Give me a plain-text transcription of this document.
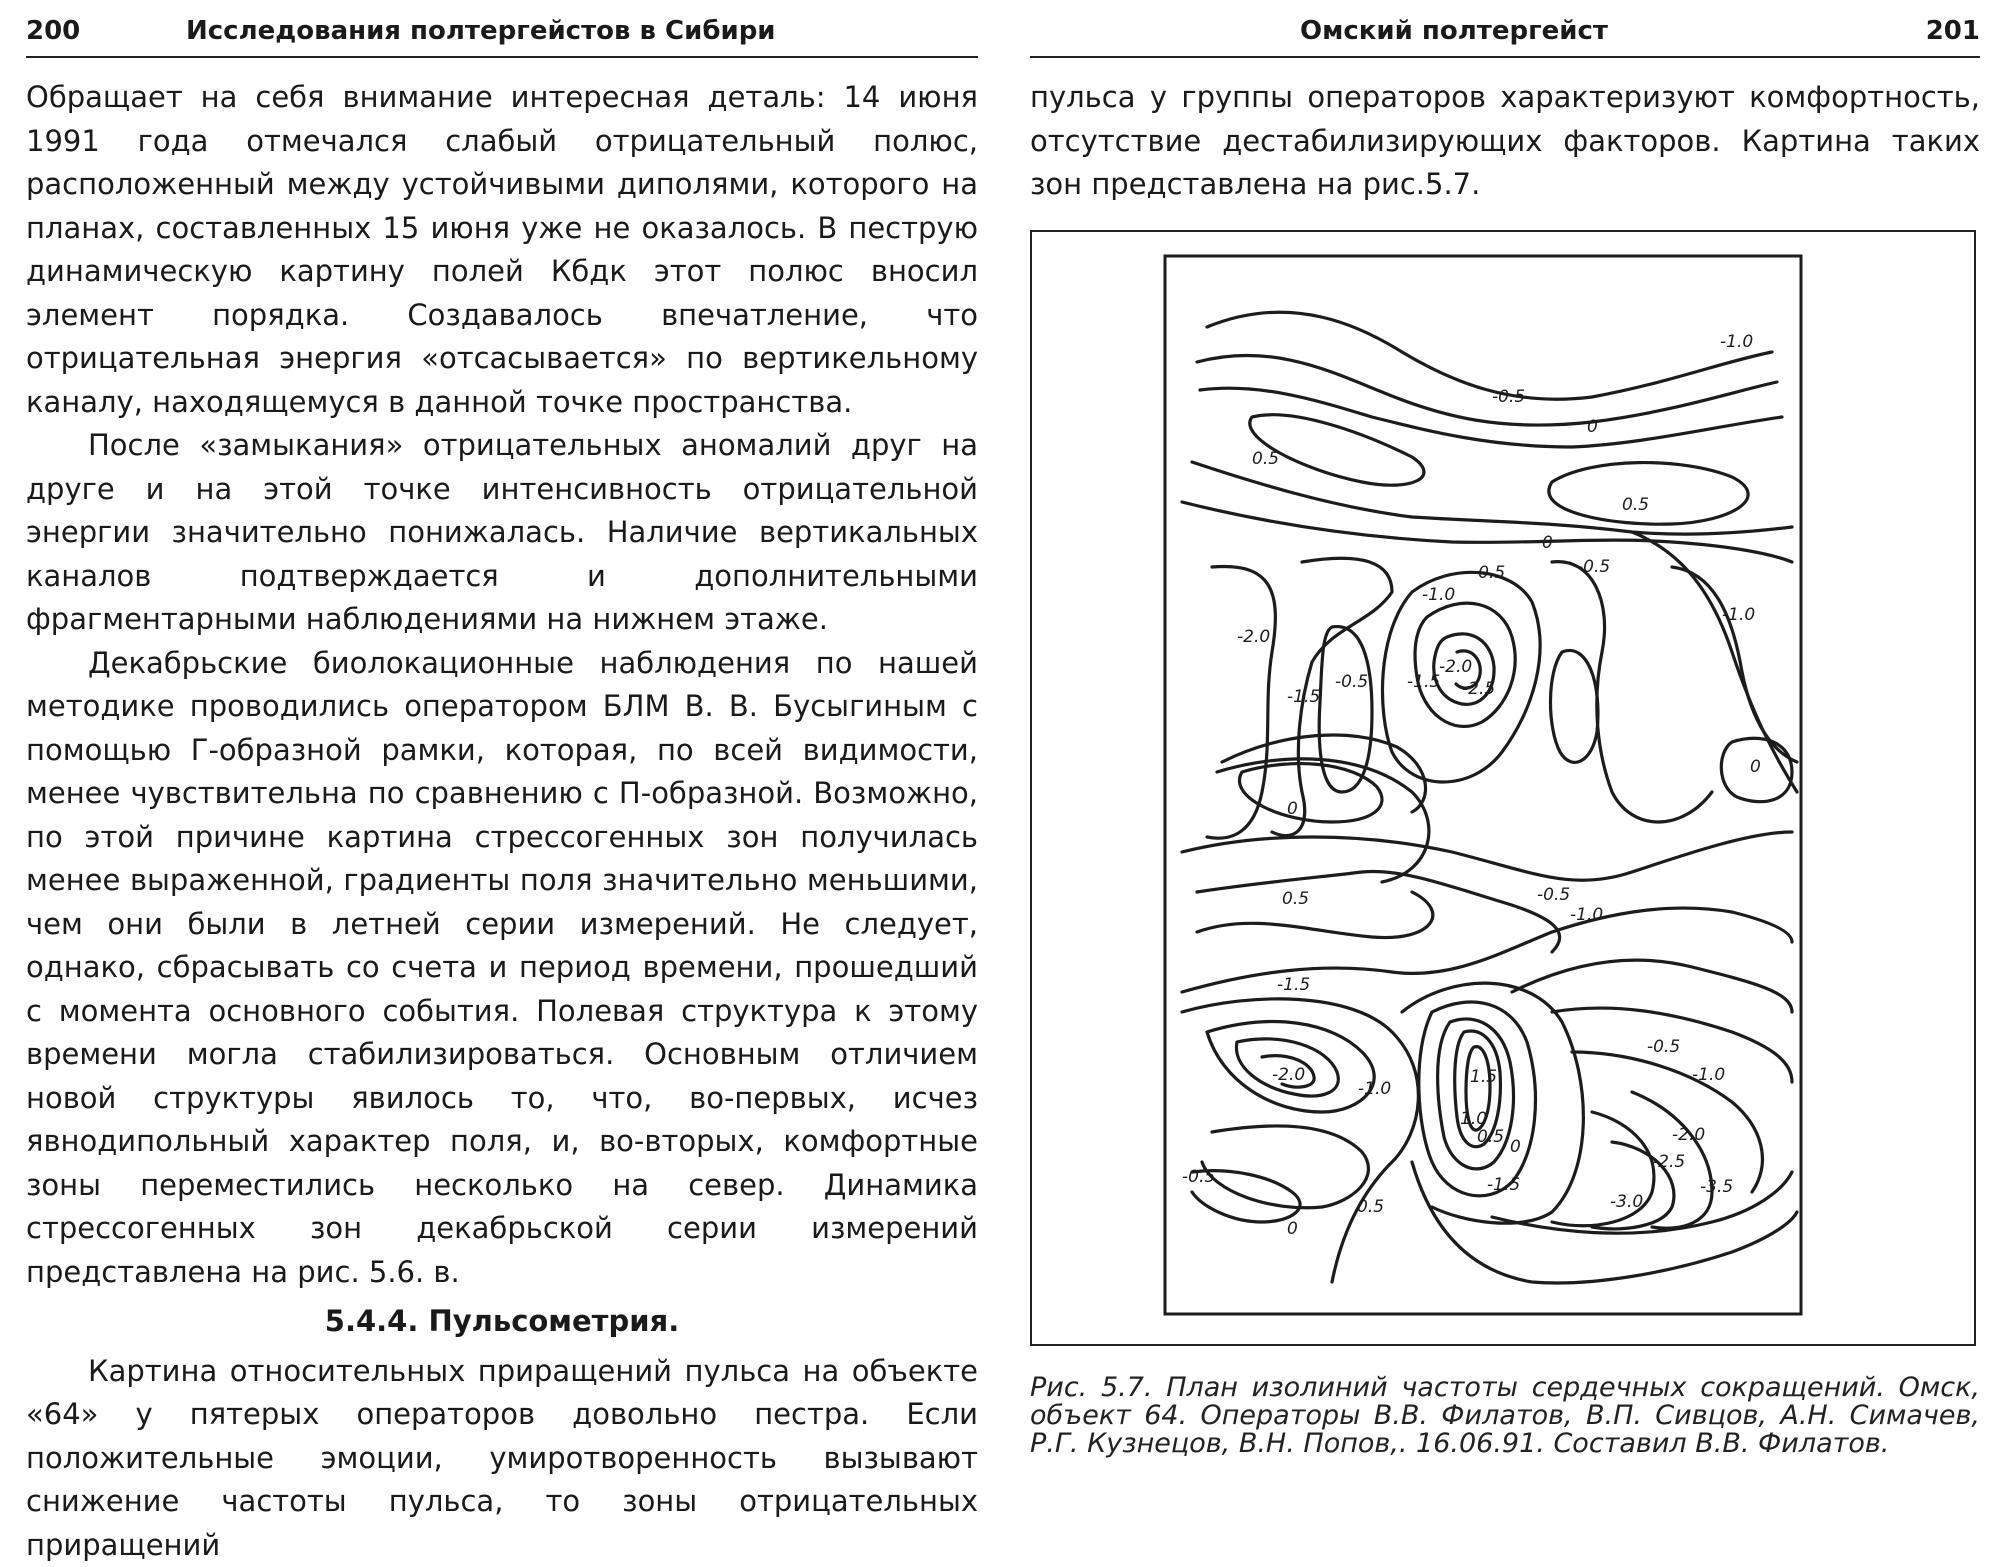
200	Исследования полтергейстов в Сибири

Обращает на себя внимание интересная деталь: 14 июня 1991 года отмечался слабый отрицательный полюс, расположенный между устойчивыми диполями, которого на планах, составленных 15 июня уже не оказалось. В пеструю динамическую картину полей Кбдк этот полюс вносил элемент порядка. Создавалось впечатление, что отрицательная энергия «отсасывается» по вертикельному каналу, находящемуся в данной точке пространства.

После «замыкания» отрицательных аномалий друг на друге и на этой точке интенсивность отрицательной энергии значительно понижалась. Наличие вертикальных каналов подтверждается и дополнительными фрагментарными наблюдениями на нижнем этаже.

Декабрьские биолокационные наблюдения по нашей методике проводились оператором БЛМ В. В. Бусыгиным с помощью Г-образной рамки, которая, по всей видимости, менее чувствительна по сравнению с П-образной. Возможно, по этой причине картина стрессогенных зон получилась менее выраженной, градиенты поля значительно меньшими, чем они были в летней серии измерений. Не следует, однако, сбрасывать со счета и период времени, прошедший с момента основного события. Полевая структура к этому времени могла стабилизироваться. Основным отличием новой структуры явилось то, что, во-первых, исчез явнодипольный характер поля, и, во-вторых, комфортные зоны переместились несколько на север. Динамика стрессогенных зон декабрьской серии измерений представлена на рис. 5.6. в.

5.4.4. Пульсометрия.

Картина относительных приращений пульса на объекте «64» у пятерых операторов довольно пестра. Если положительные эмоции, умиротворенность вызывают снижение частоты пульса, то зоны отрицательных приращений

Омский полтергейст	201

пульса у группы операторов характеризуют комфортность, отсутствие дестабилизирующих факторов. Картина таких зон представлена на рис.5.7.

-1.0
-0.5
0
0.5
0.5
0
-0.5
-1.0
-2.0
-1.5
-0.5 -1.5
-2.0
-2.5
-0.5
-1.0
0
0
0.5	-0.5
-1.0
-1.5
-2.0
-1.0
1.5
1.0
0.5 0
-0.5
-1.0
-2.0
-2.5
-3.0
-3.5
-1.5
-0.5
0.5
0
Рис. 5.7. План изолиний частоты сердечных сокращений. Омск, объект 64. Операторы В.В. Филатов, В.П. Сивцов, А.Н. Симачев, Р.Г. Кузнецов, В.Н. Попов,. 16.06.91. Составил В.В. Филатов.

▬▬▬

[Problem details]:
Locate the word "этой" in the records above, and return each line that has it.

[Written solution]:
После «замыкания» отрицательных аномалий друг на друге и на этой точке интенсивность отрицательной энергии значительно понижалась. Наличие вертикальных каналов подтверждается и дополнительными фрагментарными наблюдениями на нижнем этаже.
Декабрьские биолокационные наблюдения по нашей методике проводились оператором БЛМ В. В. Бусыгиным с помощью Г-образной рамки, которая, по всей видимости, менее чувствительна по сравнению с П-образной. Возможно, по этой причине картина стрессогенных зон получилась менее выраженной, градиенты поля значительно меньшими, чем они были в летней серии измерений. Не следует, однако, сбрасывать со счета и период времени, прошедший с момента основного события. Полевая структура к этому времени могла стабилизироваться. Основным отличием новой структуры явилось то, что, во-первых, исчез явнодипольный характер поля, и, во-вторых, комфортные зоны переместились несколько на север. Динамика стрессогенных зон декабрьской серии измерений представлена на рис. 5.6. в.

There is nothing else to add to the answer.